— BEGIN Data records —

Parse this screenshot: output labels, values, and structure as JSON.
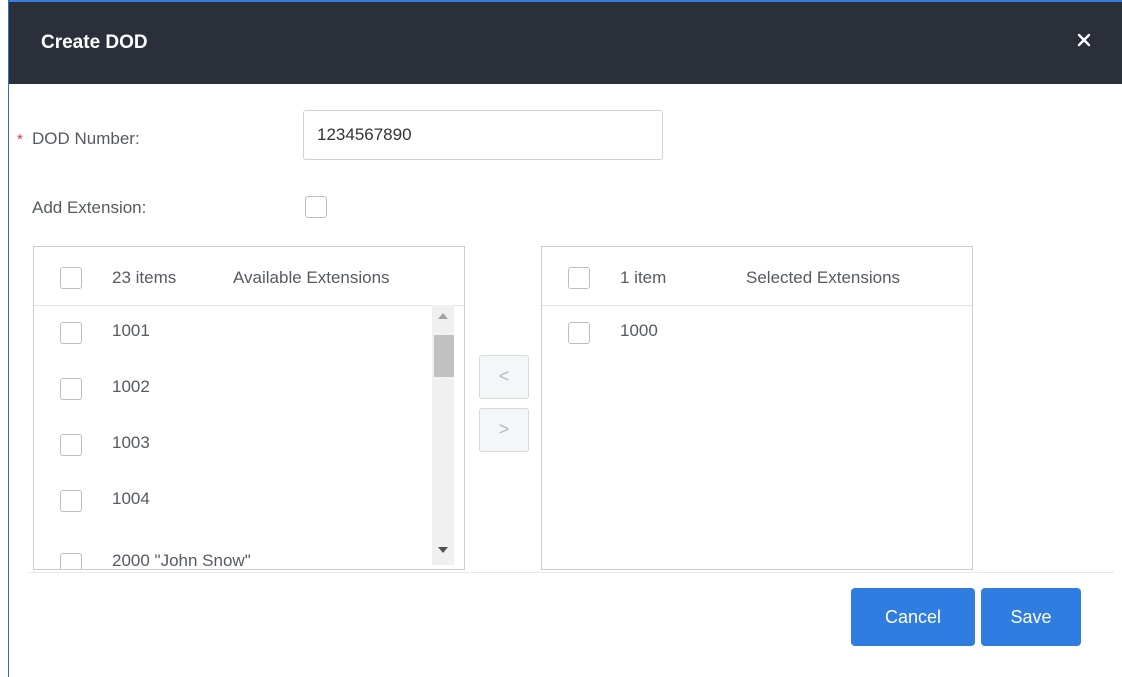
{
  "dialog": {
    "title": "Create DOD",
    "close_icon": "close-icon",
    "accent_color": "#2f7de1",
    "header_bg": "#2b2f3a"
  },
  "form": {
    "dod_number_label": "DOD Number:",
    "required_mark": "*",
    "dod_number_value": "1234567890",
    "add_extension_label": "Add Extension:",
    "add_extension_checked": false
  },
  "available": {
    "count": "23 items",
    "title": "Available Extensions",
    "items": [
      "1001",
      "1002",
      "1003",
      "1004",
      "2000 \"John Snow\""
    ]
  },
  "selected": {
    "count": "1 item",
    "title": "Selected Extensions",
    "items": [
      "1000"
    ]
  },
  "transfer": {
    "move_left": "<",
    "move_right": ">"
  },
  "footer": {
    "cancel_label": "Cancel",
    "save_label": "Save"
  }
}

— END Data records —

Using the listing above, pull out all lines that hold the word "title".

[Result of the exercise]
    "title": "Create DOD",
    "title": "Available Extensions",
    "title": "Selected Extensions",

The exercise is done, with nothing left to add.